» **WRITTEN TASK**
Set every record down verbatim and omit the pictures.

» **DATA LISTING**
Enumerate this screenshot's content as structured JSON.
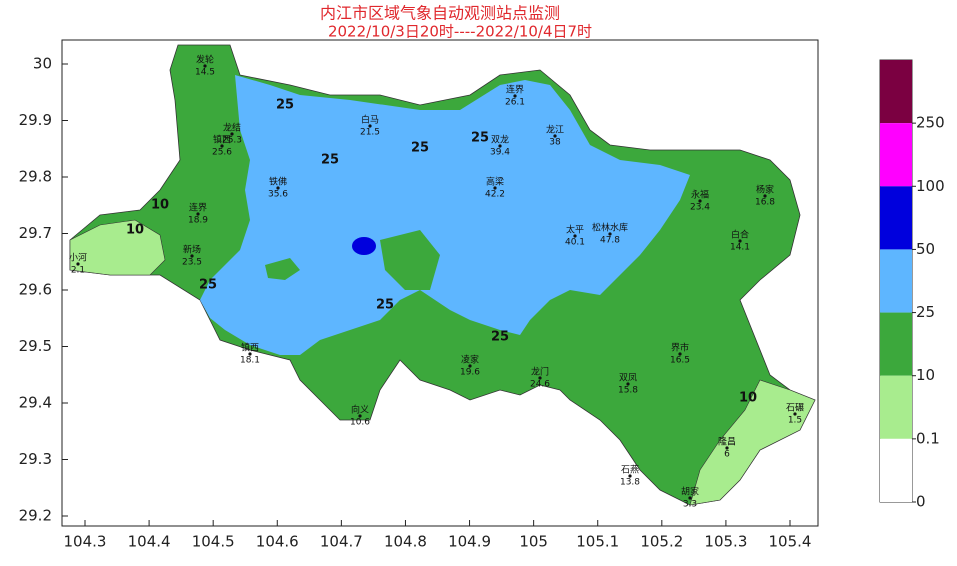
{
  "header": {
    "title": "内江市区域气象自动观测站点监测",
    "subtitle": "2022/10/3日20时----2022/10/4日7时"
  },
  "map": {
    "xticks": [
      104.3,
      104.4,
      104.5,
      104.6,
      104.7,
      104.8,
      104.9,
      105,
      105.1,
      105.2,
      105.3,
      105.4
    ],
    "yticks": [
      30,
      29.9,
      29.8,
      29.7,
      29.6,
      29.5,
      29.4,
      29.3,
      29.2
    ],
    "contour_labels": [
      "25",
      "25",
      "25",
      "25",
      "25",
      "10",
      "10",
      "25",
      "25",
      "10"
    ],
    "stations": [
      {
        "name": "发轮",
        "value": "14.5"
      },
      {
        "name": "龙结",
        "value": "25.3"
      },
      {
        "name": "镇西",
        "value": "25.6"
      },
      {
        "name": "白马",
        "value": "21.5"
      },
      {
        "name": "双龙",
        "value": "39.4"
      },
      {
        "name": "龙江",
        "value": "38"
      },
      {
        "name": "连界",
        "value": "26.1"
      },
      {
        "name": "铁佛",
        "value": "35.6"
      },
      {
        "name": "高梁",
        "value": "42.2"
      },
      {
        "name": "太平",
        "value": "40.1"
      },
      {
        "name": "松林水库",
        "value": "47.8"
      },
      {
        "name": "永福",
        "value": "23.4"
      },
      {
        "name": "杨家",
        "value": "16.8"
      },
      {
        "name": "连界",
        "value": "18.9"
      },
      {
        "name": "新场",
        "value": "23.5"
      },
      {
        "name": "小河",
        "value": "2.1"
      },
      {
        "name": "镇西",
        "value": "18.1"
      },
      {
        "name": "凌家",
        "value": "19.6"
      },
      {
        "name": "龙门",
        "value": "24.6"
      },
      {
        "name": "双凤",
        "value": "15.8"
      },
      {
        "name": "界市",
        "value": "16.5"
      },
      {
        "name": "石碾",
        "value": "1.5"
      },
      {
        "name": "隆昌",
        "value": "6"
      },
      {
        "name": "胡家",
        "value": "3.3"
      },
      {
        "name": "向义",
        "value": "10.6"
      },
      {
        "name": "白合",
        "value": "14.1"
      },
      {
        "name": "石燕",
        "value": "13.8"
      }
    ]
  },
  "legend": {
    "levels": [
      250,
      100,
      50,
      25,
      10,
      0.1,
      0
    ],
    "colors": [
      "#7b0041",
      "#ff00ff",
      "#0000dd",
      "#5eb6ff",
      "#3ca83c",
      "#a8ec8e",
      "#ffffff"
    ]
  }
}
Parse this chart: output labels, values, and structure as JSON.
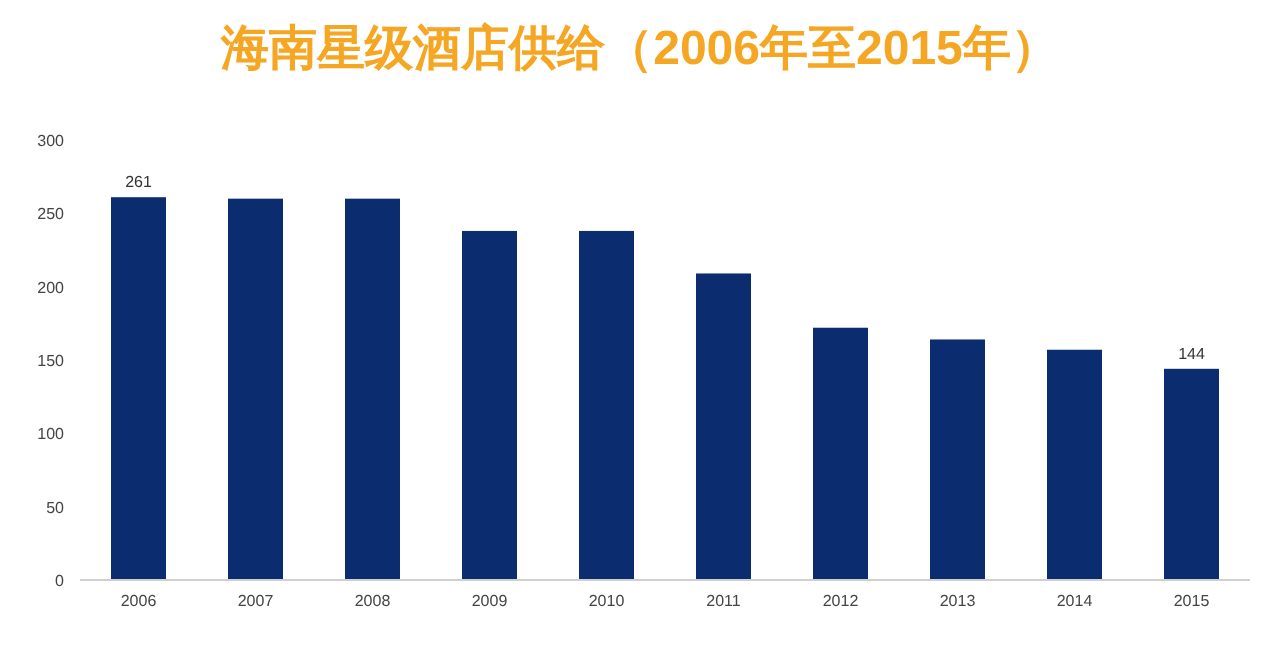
{
  "chart_data": {
    "type": "bar",
    "title": "海南星级酒店供给（2006年至2015年）",
    "categories": [
      "2006",
      "2007",
      "2008",
      "2009",
      "2010",
      "2011",
      "2012",
      "2013",
      "2014",
      "2015"
    ],
    "values": [
      261,
      260,
      260,
      238,
      238,
      209,
      172,
      164,
      157,
      144
    ],
    "value_labels": [
      "261",
      null,
      null,
      null,
      null,
      null,
      null,
      null,
      null,
      "144"
    ],
    "color": "#0b2d6f",
    "ylim": [
      0,
      300
    ],
    "yticks": [
      0,
      50,
      100,
      150,
      200,
      250,
      300
    ]
  }
}
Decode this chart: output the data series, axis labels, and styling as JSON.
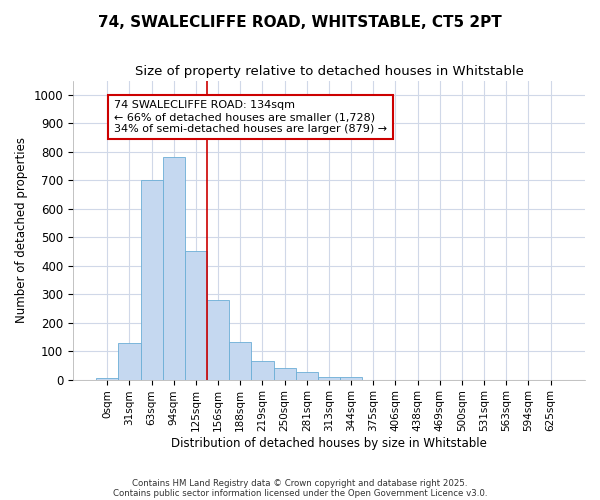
{
  "title1": "74, SWALECLIFFE ROAD, WHITSTABLE, CT5 2PT",
  "title2": "Size of property relative to detached houses in Whitstable",
  "xlabel": "Distribution of detached houses by size in Whitstable",
  "ylabel": "Number of detached properties",
  "categories": [
    "0sqm",
    "31sqm",
    "63sqm",
    "94sqm",
    "125sqm",
    "156sqm",
    "188sqm",
    "219sqm",
    "250sqm",
    "281sqm",
    "313sqm",
    "344sqm",
    "375sqm",
    "406sqm",
    "438sqm",
    "469sqm",
    "500sqm",
    "531sqm",
    "563sqm",
    "594sqm",
    "625sqm"
  ],
  "values": [
    5,
    128,
    700,
    780,
    450,
    278,
    133,
    65,
    40,
    25,
    10,
    10,
    0,
    0,
    0,
    0,
    0,
    0,
    0,
    0,
    0
  ],
  "bar_color": "#c5d8f0",
  "bar_edge_color": "#6baed6",
  "ref_line_x": 4.5,
  "ref_line_label": "74 SWALECLIFFE ROAD: 134sqm",
  "annotation_line1": "← 66% of detached houses are smaller (1,728)",
  "annotation_line2": "34% of semi-detached houses are larger (879) →",
  "annotation_box_facecolor": "#ffffff",
  "annotation_box_edgecolor": "#cc0000",
  "ylim": [
    0,
    1050
  ],
  "yticks": [
    0,
    100,
    200,
    300,
    400,
    500,
    600,
    700,
    800,
    900,
    1000
  ],
  "footer1": "Contains HM Land Registry data © Crown copyright and database right 2025.",
  "footer2": "Contains public sector information licensed under the Open Government Licence v3.0.",
  "bg_color": "#ffffff",
  "plot_bg_color": "#ffffff",
  "grid_color": "#d0d8e8",
  "title1_fontsize": 11,
  "title2_fontsize": 9.5
}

» **ANSWER FOR THE TASK**
Enumerate this screenshot's content as structured JSON.
{
  "header": {
    "title": "内江市区域气象自动观测站点监测",
    "subtitle": "2022/10/3日20时----2022/10/4日7时"
  },
  "map": {
    "xticks": [
      104.3,
      104.4,
      104.5,
      104.6,
      104.7,
      104.8,
      104.9,
      105,
      105.1,
      105.2,
      105.3,
      105.4
    ],
    "yticks": [
      30,
      29.9,
      29.8,
      29.7,
      29.6,
      29.5,
      29.4,
      29.3,
      29.2
    ],
    "contour_labels": [
      "25",
      "25",
      "25",
      "25",
      "25",
      "10",
      "10",
      "25",
      "25",
      "10"
    ],
    "stations": [
      {
        "name": "发轮",
        "value": "14.5"
      },
      {
        "name": "龙结",
        "value": "25.3"
      },
      {
        "name": "镇西",
        "value": "25.6"
      },
      {
        "name": "白马",
        "value": "21.5"
      },
      {
        "name": "双龙",
        "value": "39.4"
      },
      {
        "name": "龙江",
        "value": "38"
      },
      {
        "name": "连界",
        "value": "26.1"
      },
      {
        "name": "铁佛",
        "value": "35.6"
      },
      {
        "name": "高梁",
        "value": "42.2"
      },
      {
        "name": "太平",
        "value": "40.1"
      },
      {
        "name": "松林水库",
        "value": "47.8"
      },
      {
        "name": "永福",
        "value": "23.4"
      },
      {
        "name": "杨家",
        "value": "16.8"
      },
      {
        "name": "连界",
        "value": "18.9"
      },
      {
        "name": "新场",
        "value": "23.5"
      },
      {
        "name": "小河",
        "value": "2.1"
      },
      {
        "name": "镇西",
        "value": "18.1"
      },
      {
        "name": "凌家",
        "value": "19.6"
      },
      {
        "name": "龙门",
        "value": "24.6"
      },
      {
        "name": "双凤",
        "value": "15.8"
      },
      {
        "name": "界市",
        "value": "16.5"
      },
      {
        "name": "石碾",
        "value": "1.5"
      },
      {
        "name": "隆昌",
        "value": "6"
      },
      {
        "name": "胡家",
        "value": "3.3"
      },
      {
        "name": "向义",
        "value": "10.6"
      },
      {
        "name": "白合",
        "value": "14.1"
      },
      {
        "name": "石燕",
        "value": "13.8"
      }
    ]
  },
  "legend": {
    "levels": [
      250,
      100,
      50,
      25,
      10,
      0.1,
      0
    ],
    "colors": [
      "#7b0041",
      "#ff00ff",
      "#0000dd",
      "#5eb6ff",
      "#3ca83c",
      "#a8ec8e",
      "#ffffff"
    ]
  }
}
Parse this chart: output labels, values, and structure as JSON.
{
  "chart_data": {
    "type": "bar",
    "title": "海南星级酒店供给（2006年至2015年）",
    "categories": [
      "2006",
      "2007",
      "2008",
      "2009",
      "2010",
      "2011",
      "2012",
      "2013",
      "2014",
      "2015"
    ],
    "values": [
      261,
      260,
      260,
      238,
      238,
      209,
      172,
      164,
      157,
      144
    ],
    "value_labels": [
      "261",
      null,
      null,
      null,
      null,
      null,
      null,
      null,
      null,
      "144"
    ],
    "color": "#0b2d6f",
    "ylim": [
      0,
      300
    ],
    "yticks": [
      0,
      50,
      100,
      150,
      200,
      250,
      300
    ]
  }
}
Decode this chart: output the data series, axis labels, and styling as JSON.
{
  "title1": "74, SWALECLIFFE ROAD, WHITSTABLE, CT5 2PT",
  "title2": "Size of property relative to detached houses in Whitstable",
  "xlabel": "Distribution of detached houses by size in Whitstable",
  "ylabel": "Number of detached properties",
  "categories": [
    "0sqm",
    "31sqm",
    "63sqm",
    "94sqm",
    "125sqm",
    "156sqm",
    "188sqm",
    "219sqm",
    "250sqm",
    "281sqm",
    "313sqm",
    "344sqm",
    "375sqm",
    "406sqm",
    "438sqm",
    "469sqm",
    "500sqm",
    "531sqm",
    "563sqm",
    "594sqm",
    "625sqm"
  ],
  "values": [
    5,
    128,
    700,
    780,
    450,
    278,
    133,
    65,
    40,
    25,
    10,
    10,
    0,
    0,
    0,
    0,
    0,
    0,
    0,
    0,
    0
  ],
  "bar_color": "#c5d8f0",
  "bar_edge_color": "#6baed6",
  "ref_line_x": 4.5,
  "ref_line_label": "74 SWALECLIFFE ROAD: 134sqm",
  "annotation_line1": "← 66% of detached houses are smaller (1,728)",
  "annotation_line2": "34% of semi-detached houses are larger (879) →",
  "annotation_box_facecolor": "#ffffff",
  "annotation_box_edgecolor": "#cc0000",
  "ylim": [
    0,
    1050
  ],
  "yticks": [
    0,
    100,
    200,
    300,
    400,
    500,
    600,
    700,
    800,
    900,
    1000
  ],
  "footer1": "Contains HM Land Registry data © Crown copyright and database right 2025.",
  "footer2": "Contains public sector information licensed under the Open Government Licence v3.0.",
  "bg_color": "#ffffff",
  "plot_bg_color": "#ffffff",
  "grid_color": "#d0d8e8",
  "title1_fontsize": 11,
  "title2_fontsize": 9.5
}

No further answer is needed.